### Required work
Check every line of the entries that follow, and copy the ones containing "VAHETUNNIL".
╭──
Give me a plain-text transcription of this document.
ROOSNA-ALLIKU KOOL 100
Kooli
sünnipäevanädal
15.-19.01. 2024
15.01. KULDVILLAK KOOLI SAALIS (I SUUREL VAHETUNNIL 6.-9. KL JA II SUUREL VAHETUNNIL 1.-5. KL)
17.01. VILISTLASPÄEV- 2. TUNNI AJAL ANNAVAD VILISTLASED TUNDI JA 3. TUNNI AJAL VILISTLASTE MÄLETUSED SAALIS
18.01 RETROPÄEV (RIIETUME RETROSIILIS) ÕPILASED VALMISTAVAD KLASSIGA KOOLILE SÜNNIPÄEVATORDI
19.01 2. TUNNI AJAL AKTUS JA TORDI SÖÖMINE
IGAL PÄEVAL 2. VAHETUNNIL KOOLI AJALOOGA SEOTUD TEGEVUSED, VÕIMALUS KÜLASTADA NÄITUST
╰──
### In response
15.01. KULDVILLAK KOOLI SAALIS (I SUUREL VAHETUNNIL 6.-9. KL JA II SUUREL VAHETUNNIL 1.-5. KL)
IGAL PÄEVAL 2. VAHETUNNIL KOOLI AJALOOGA SEOTUD TEGEVUSED, VÕIMALUS KÜLASTADA NÄITUST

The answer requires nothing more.